_WHAT TO PRODUCE_: Return each line of the records holding the string "Tdew".

*** TASK INPUTS

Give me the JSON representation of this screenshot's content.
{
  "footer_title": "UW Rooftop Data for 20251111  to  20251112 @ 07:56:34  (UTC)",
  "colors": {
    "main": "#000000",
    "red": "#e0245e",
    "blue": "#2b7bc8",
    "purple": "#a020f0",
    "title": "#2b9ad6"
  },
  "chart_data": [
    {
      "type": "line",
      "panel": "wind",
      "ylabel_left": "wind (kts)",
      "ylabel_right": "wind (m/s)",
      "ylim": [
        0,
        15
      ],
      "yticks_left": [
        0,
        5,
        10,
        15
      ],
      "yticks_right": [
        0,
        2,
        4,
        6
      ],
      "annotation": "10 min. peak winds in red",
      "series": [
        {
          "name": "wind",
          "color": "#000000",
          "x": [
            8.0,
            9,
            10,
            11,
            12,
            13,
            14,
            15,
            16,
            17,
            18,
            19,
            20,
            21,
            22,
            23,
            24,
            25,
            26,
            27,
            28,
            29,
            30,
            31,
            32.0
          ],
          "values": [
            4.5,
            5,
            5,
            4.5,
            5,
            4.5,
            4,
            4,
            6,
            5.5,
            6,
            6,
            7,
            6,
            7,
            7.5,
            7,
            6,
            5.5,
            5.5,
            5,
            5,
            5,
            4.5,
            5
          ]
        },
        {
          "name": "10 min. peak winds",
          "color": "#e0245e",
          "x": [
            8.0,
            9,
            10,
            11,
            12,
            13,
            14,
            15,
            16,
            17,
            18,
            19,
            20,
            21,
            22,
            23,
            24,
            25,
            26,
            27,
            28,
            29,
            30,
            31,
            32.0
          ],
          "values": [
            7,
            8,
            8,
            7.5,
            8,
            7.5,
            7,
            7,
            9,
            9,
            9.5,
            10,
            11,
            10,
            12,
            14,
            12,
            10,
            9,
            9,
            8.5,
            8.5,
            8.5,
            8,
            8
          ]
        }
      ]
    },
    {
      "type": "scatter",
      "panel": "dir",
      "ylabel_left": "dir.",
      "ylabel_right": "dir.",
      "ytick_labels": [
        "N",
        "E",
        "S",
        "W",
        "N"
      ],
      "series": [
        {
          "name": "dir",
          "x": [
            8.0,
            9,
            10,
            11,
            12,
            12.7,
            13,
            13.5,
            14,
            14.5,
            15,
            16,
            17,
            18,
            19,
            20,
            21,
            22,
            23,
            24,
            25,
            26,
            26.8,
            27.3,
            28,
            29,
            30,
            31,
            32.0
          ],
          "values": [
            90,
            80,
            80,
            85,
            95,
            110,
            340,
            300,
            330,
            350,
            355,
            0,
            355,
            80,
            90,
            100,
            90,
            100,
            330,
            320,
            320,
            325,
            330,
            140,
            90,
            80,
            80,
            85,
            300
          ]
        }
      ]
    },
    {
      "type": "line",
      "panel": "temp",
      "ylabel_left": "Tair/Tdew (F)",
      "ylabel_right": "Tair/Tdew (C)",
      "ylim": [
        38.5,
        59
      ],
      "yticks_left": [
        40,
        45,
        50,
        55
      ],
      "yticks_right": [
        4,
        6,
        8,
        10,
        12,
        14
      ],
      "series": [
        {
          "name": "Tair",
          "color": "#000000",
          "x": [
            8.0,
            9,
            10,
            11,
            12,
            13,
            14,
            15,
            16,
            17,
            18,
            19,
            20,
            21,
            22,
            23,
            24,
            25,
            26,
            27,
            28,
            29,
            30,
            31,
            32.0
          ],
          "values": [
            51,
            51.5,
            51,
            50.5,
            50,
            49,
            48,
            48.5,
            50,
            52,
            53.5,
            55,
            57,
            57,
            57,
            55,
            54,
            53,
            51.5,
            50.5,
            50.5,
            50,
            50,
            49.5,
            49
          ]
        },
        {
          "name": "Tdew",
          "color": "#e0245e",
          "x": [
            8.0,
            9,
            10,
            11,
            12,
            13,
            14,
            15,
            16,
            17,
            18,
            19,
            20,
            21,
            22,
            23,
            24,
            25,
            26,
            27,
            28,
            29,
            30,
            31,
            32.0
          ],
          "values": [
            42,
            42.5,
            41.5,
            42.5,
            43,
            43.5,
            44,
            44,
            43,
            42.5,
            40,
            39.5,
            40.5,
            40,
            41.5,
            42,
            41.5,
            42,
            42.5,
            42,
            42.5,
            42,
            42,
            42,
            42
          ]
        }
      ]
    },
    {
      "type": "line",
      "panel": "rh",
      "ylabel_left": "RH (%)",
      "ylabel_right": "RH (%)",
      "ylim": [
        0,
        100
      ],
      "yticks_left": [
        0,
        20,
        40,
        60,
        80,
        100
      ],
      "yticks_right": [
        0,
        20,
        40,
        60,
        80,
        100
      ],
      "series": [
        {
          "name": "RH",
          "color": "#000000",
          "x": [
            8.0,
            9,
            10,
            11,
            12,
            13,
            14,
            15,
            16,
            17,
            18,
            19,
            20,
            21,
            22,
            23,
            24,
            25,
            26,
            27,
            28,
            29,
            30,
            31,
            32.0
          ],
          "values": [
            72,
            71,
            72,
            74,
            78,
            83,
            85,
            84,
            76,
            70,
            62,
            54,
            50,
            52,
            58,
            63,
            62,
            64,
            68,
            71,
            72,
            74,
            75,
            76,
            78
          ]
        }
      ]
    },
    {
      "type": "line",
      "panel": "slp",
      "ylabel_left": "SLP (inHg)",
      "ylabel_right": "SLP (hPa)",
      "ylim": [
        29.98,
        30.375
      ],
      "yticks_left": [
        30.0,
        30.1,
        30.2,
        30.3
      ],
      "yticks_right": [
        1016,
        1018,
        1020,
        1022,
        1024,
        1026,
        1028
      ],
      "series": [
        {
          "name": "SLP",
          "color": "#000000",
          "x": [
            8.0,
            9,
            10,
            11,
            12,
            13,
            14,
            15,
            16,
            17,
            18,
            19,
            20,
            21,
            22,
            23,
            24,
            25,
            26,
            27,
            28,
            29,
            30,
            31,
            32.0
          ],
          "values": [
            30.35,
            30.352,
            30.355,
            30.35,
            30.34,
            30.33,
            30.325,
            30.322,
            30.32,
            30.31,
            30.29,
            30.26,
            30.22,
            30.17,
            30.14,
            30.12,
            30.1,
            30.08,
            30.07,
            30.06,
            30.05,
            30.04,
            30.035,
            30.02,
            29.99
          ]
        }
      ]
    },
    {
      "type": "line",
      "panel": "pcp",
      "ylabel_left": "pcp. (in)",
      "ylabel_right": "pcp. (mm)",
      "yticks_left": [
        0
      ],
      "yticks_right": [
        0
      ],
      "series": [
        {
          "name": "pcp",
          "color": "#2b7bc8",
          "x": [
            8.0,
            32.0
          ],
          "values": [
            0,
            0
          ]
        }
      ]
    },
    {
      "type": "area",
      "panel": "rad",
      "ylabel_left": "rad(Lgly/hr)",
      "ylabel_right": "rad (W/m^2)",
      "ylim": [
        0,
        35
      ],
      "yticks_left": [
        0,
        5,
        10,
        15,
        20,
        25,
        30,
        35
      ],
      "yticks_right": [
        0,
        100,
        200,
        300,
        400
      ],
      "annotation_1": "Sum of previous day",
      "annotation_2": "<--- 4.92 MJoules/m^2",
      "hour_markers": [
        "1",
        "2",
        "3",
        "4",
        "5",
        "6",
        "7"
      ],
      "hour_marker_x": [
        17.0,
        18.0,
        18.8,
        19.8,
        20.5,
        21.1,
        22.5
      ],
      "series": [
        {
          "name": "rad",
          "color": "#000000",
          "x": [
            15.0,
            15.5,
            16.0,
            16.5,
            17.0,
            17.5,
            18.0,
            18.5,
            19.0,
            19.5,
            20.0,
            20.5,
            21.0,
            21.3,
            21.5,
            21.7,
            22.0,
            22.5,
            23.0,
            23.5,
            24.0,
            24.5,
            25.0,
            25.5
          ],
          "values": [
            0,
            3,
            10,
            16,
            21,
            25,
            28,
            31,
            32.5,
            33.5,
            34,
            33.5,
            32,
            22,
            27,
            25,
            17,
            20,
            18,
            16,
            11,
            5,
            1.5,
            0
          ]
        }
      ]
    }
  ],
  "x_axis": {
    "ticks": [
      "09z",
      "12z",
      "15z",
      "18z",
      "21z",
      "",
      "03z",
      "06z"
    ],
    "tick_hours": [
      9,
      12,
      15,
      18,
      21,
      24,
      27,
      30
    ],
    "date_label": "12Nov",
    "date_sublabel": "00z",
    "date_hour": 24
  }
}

******

_REPLY TO THE TASK_:
      "ylabel_left": "Tair/Tdew (F)",
      "ylabel_right": "Tair/Tdew (C)",
          "name": "Tdew",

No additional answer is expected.